# Direction:
Report all lines from the entries below in which "两个结合" appears.

Saved data entries:
---------------

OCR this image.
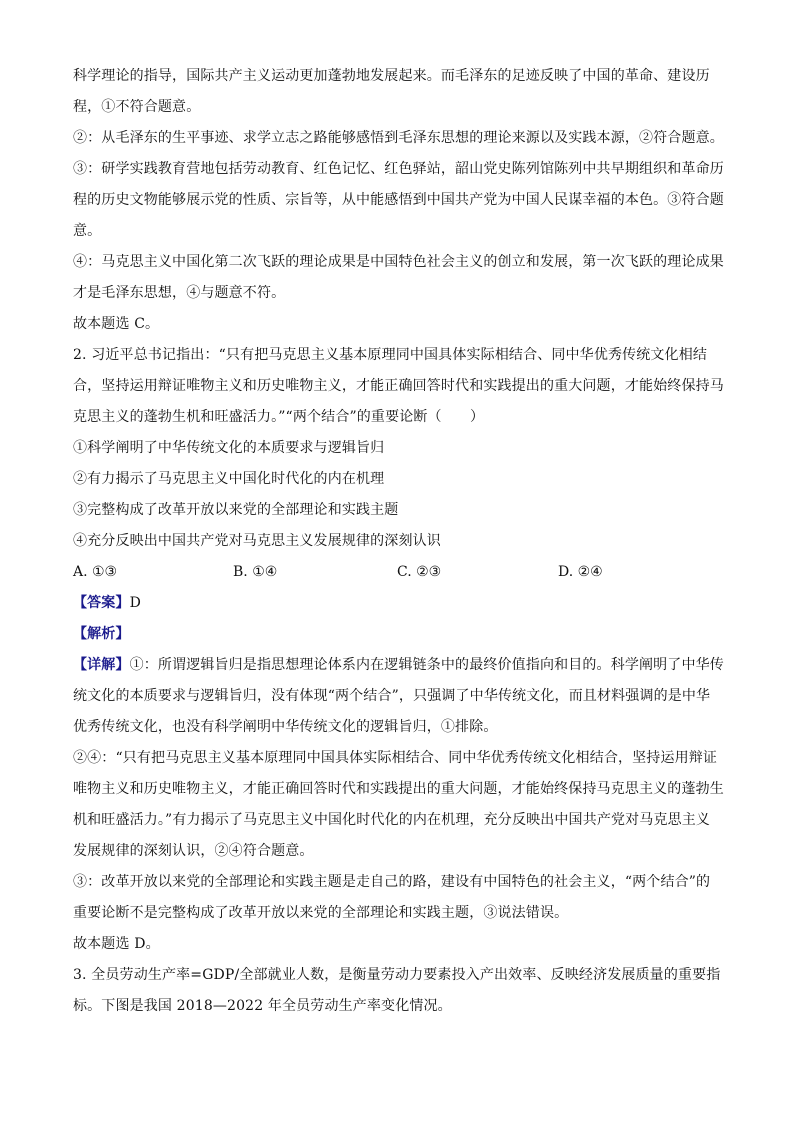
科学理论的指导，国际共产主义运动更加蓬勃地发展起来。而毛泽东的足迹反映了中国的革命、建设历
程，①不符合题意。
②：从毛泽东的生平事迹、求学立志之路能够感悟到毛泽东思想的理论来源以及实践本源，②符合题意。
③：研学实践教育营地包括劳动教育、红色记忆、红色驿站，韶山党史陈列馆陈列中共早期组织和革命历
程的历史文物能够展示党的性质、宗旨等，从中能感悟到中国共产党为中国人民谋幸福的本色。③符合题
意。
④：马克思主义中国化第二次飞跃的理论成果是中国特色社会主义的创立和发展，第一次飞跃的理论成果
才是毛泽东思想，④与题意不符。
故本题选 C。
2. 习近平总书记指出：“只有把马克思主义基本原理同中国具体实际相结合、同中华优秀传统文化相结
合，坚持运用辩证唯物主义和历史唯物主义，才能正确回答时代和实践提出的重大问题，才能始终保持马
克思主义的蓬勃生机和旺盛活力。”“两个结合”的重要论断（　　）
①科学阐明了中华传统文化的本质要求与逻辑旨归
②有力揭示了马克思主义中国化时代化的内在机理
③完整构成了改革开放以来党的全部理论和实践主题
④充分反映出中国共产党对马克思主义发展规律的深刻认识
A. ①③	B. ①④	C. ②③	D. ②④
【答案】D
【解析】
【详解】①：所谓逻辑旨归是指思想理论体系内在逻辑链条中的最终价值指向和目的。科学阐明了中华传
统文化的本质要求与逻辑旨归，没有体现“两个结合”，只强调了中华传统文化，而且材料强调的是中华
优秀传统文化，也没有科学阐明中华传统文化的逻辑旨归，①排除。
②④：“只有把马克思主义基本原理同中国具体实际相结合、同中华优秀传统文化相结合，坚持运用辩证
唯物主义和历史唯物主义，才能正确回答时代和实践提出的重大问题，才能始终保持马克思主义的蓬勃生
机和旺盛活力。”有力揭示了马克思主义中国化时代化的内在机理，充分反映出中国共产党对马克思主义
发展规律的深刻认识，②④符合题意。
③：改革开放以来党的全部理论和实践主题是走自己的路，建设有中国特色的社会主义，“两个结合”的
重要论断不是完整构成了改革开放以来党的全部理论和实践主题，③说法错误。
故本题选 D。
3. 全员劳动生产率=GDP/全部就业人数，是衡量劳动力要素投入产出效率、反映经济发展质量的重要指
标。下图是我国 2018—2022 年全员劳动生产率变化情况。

---------------

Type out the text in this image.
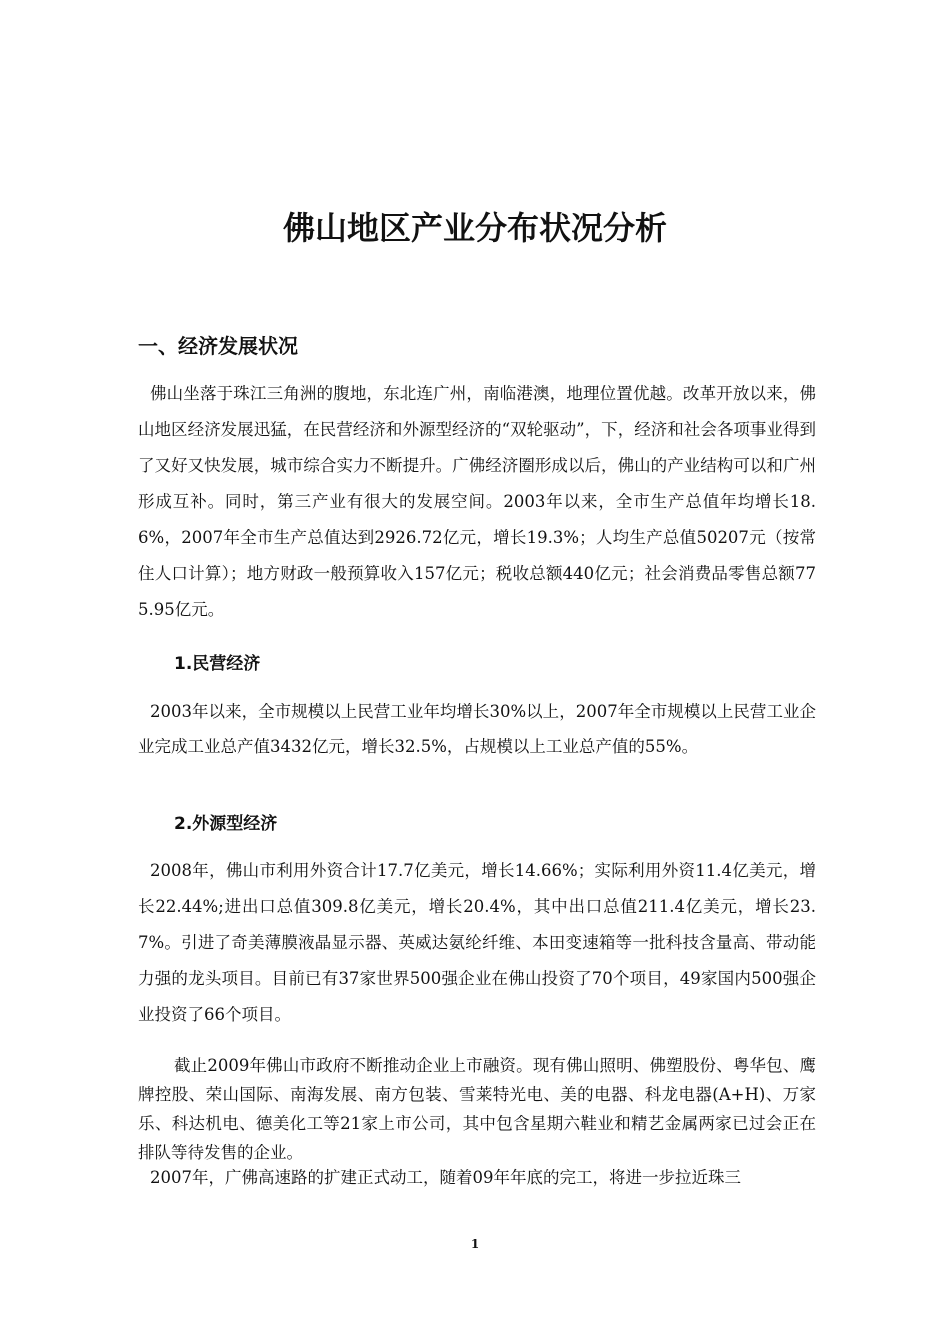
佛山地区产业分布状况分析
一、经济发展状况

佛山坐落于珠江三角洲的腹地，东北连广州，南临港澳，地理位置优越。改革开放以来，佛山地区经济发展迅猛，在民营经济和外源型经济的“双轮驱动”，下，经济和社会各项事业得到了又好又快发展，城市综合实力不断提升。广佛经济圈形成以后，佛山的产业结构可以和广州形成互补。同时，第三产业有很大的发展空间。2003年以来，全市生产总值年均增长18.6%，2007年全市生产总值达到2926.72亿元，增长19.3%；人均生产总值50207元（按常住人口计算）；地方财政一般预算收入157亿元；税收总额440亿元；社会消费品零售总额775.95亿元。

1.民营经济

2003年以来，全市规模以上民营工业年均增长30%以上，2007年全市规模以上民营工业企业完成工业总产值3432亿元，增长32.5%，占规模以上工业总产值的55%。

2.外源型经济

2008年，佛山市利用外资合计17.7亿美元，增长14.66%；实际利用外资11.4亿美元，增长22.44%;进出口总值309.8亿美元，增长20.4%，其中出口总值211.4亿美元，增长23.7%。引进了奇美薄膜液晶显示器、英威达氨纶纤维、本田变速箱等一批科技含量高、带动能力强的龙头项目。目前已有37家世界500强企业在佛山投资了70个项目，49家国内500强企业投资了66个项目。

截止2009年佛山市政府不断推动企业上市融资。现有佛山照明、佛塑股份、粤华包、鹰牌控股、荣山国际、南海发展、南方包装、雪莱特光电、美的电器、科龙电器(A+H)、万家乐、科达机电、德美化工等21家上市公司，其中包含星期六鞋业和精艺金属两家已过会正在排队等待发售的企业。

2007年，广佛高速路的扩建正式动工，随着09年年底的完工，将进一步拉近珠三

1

---------------

# Correct result:
克思主义的蓬勃生机和旺盛活力。”“两个结合”的重要论断（　　）
统文化的本质要求与逻辑旨归，没有体现“两个结合”，只强调了中华传统文化，而且材料强调的是中华
③：改革开放以来党的全部理论和实践主题是走自己的路，建设有中国特色的社会主义，“两个结合”的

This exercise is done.